Go through the material and write it all out exactly, minus the pictures.

— Start of Excerpted records —

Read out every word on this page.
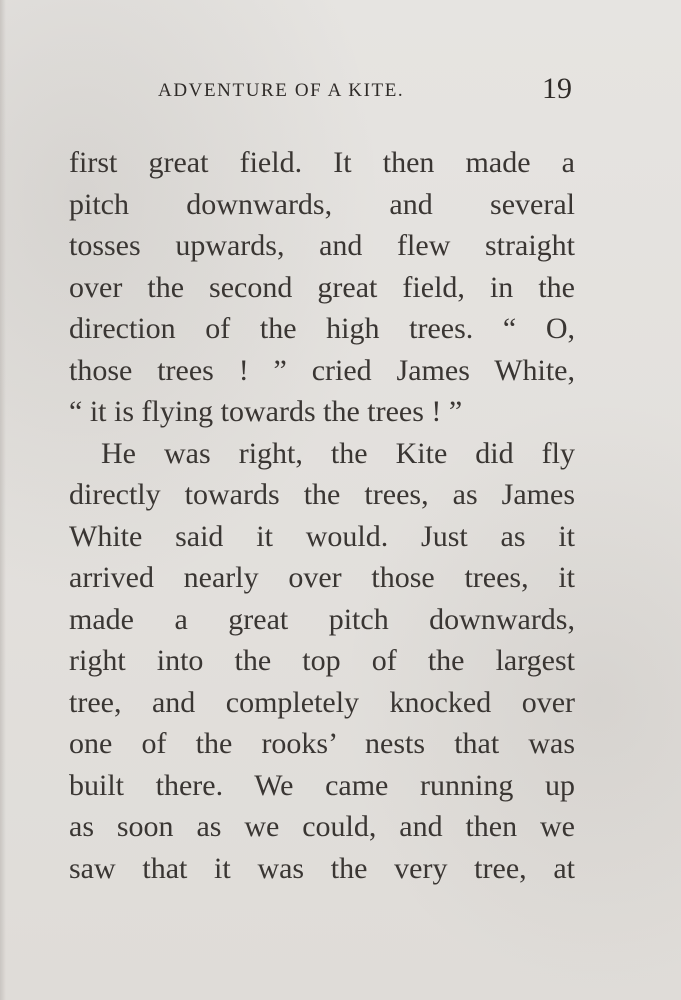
ADVENTURE OF A KITE.	19
first great field. It then made a
pitch downwards, and several
tosses upwards, and flew straight
over the second great field, in the
direction of the high trees. “ O,
those trees ! ” cried James White,
“ it is flying towards the trees ! ”
He was right, the Kite did fly
directly towards the trees, as James
White said it would. Just as it
arrived nearly over those trees, it
made a great pitch downwards,
right into the top of the largest
tree, and completely knocked over
one of the rooks’ nests that was
built there. We came running up
as soon as we could, and then we
saw that it was the very tree, at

— End of Excerpted records —

▸ Full answer:
Read out every word on this page.
ADVENTURE OF A KITE.	19
first great field. It then made a
pitch downwards, and several
tosses upwards, and flew straight
over the second great field, in the
direction of the high trees. “ O,
those trees ! ” cried James White,
“ it is flying towards the trees ! ”
He was right, the Kite did fly
directly towards the trees, as James
White said it would. Just as it
arrived nearly over those trees, it
made a great pitch downwards,
right into the top of the largest
tree, and completely knocked over
one of the rooks’ nests that was
built there. We came running up
as soon as we could, and then we
saw that it was the very tree, at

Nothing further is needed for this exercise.